(Your objective)
Give back the full listing, character for character, with no pictures.

%%

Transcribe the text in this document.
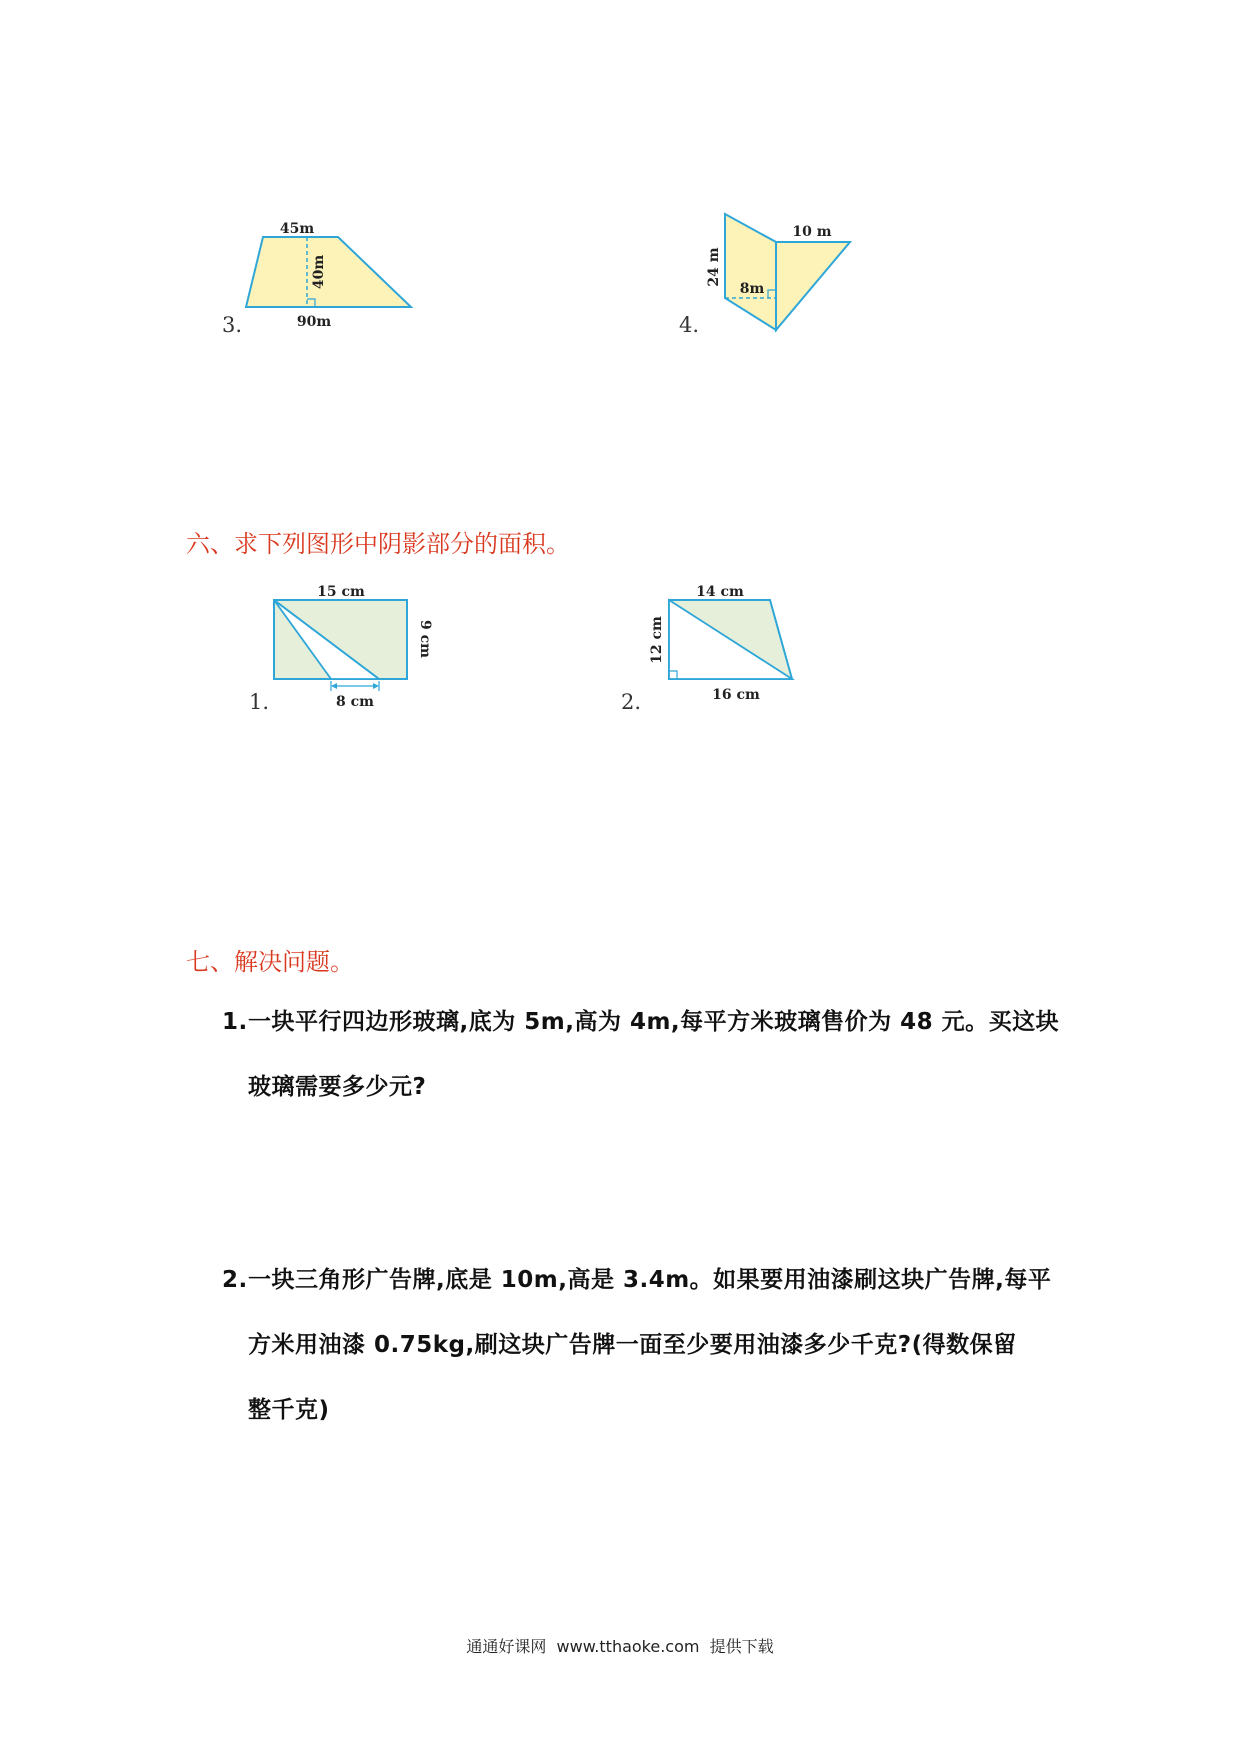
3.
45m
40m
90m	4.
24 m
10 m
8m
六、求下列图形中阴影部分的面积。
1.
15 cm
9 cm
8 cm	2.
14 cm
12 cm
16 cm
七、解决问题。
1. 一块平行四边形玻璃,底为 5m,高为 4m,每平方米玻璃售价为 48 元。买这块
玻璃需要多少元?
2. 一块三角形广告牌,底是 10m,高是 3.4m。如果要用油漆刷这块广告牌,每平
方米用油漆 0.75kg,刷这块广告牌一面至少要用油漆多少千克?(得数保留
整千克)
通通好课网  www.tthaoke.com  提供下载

%%

(Solution to the exercise)
Transcribe the text in this document.
3.
45m
40m
90m	4.
24 m
10 m
8m
六、求下列图形中阴影部分的面积。
1.
15 cm
9 cm
8 cm	2.
14 cm
12 cm
16 cm
七、解决问题。
1. 一块平行四边形玻璃,底为 5m,高为 4m,每平方米玻璃售价为 48 元。买这块
玻璃需要多少元?
2. 一块三角形广告牌,底是 10m,高是 3.4m。如果要用油漆刷这块广告牌,每平
方米用油漆 0.75kg,刷这块广告牌一面至少要用油漆多少千克?(得数保留
整千克)
通通好课网  www.tthaoke.com  提供下载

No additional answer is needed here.